INSTRUCTIONS TO FOLLOW ->
Reproduce the records verbatim, from their start through the line containing "The color wheel assembly", with that line included.
────────────────
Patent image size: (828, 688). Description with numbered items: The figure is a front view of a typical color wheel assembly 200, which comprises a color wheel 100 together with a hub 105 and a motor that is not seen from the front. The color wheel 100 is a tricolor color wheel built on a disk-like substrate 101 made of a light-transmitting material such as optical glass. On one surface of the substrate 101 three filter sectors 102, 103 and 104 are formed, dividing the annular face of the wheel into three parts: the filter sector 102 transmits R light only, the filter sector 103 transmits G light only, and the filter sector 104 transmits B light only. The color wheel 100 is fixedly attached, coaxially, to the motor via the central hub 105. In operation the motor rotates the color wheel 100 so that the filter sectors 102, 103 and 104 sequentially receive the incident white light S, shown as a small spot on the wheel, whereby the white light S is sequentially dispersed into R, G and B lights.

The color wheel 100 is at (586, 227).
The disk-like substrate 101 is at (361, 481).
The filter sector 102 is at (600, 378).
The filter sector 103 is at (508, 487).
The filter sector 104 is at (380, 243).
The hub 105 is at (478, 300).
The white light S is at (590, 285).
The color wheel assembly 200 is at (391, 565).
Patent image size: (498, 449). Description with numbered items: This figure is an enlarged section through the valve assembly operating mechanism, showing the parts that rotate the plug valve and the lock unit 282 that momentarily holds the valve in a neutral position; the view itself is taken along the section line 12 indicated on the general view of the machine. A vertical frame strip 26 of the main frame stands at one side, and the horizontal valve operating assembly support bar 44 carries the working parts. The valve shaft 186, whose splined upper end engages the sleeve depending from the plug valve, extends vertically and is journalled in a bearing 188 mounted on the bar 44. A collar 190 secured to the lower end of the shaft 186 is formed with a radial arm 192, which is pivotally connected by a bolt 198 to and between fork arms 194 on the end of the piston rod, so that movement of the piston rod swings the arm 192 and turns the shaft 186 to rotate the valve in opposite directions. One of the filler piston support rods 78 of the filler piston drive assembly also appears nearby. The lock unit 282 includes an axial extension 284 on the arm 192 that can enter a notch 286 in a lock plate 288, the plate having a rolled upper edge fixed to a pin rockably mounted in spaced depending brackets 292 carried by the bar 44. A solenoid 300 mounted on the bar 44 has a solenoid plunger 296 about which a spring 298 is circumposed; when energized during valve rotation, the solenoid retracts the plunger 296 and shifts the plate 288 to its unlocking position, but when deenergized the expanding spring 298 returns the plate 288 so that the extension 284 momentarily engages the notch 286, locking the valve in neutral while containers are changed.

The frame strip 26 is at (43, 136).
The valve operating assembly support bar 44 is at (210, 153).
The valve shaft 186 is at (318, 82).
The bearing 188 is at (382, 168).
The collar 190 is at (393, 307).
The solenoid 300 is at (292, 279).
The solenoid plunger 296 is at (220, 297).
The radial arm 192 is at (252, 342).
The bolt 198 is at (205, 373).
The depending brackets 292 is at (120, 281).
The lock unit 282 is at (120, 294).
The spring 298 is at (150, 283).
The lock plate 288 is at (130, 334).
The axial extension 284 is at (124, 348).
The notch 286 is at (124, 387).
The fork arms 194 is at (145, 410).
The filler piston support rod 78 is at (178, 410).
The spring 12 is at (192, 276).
────────────────
TASK OUTPUT ->
Patent image size: (828, 688). Description with numbered items: The figure is a front view of a typical color wheel assembly 200, which comprises a color wheel 100 together with a hub 105 and a motor that is not seen from the front. The color wheel 100 is a tricolor color wheel built on a disk-like substrate 101 made of a light-transmitting material such as optical glass. On one surface of the substrate 101 three filter sectors 102, 103 and 104 are formed, dividing the annular face of the wheel into three parts: the filter sector 102 transmits R light only, the filter sector 103 transmits G light only, and the filter sector 104 transmits B light only. The color wheel 100 is fixedly attached, coaxially, to the motor via the central hub 105. In operation the motor rotates the color wheel 100 so that the filter sectors 102, 103 and 104 sequentially receive the incident white light S, shown as a small spot on the wheel, whereby the white light S is sequentially dispersed into R, G and B lights.

The color wheel 100 is at (586, 227).
The disk-like substrate 101 is at (361, 481).
The filter sector 102 is at (600, 378).
The filter sector 103 is at (508, 487).
The filter sector 104 is at (380, 243).
The hub 105 is at (478, 300).
The white light S is at (590, 285).
The color wheel assembly 200 is at (391, 565).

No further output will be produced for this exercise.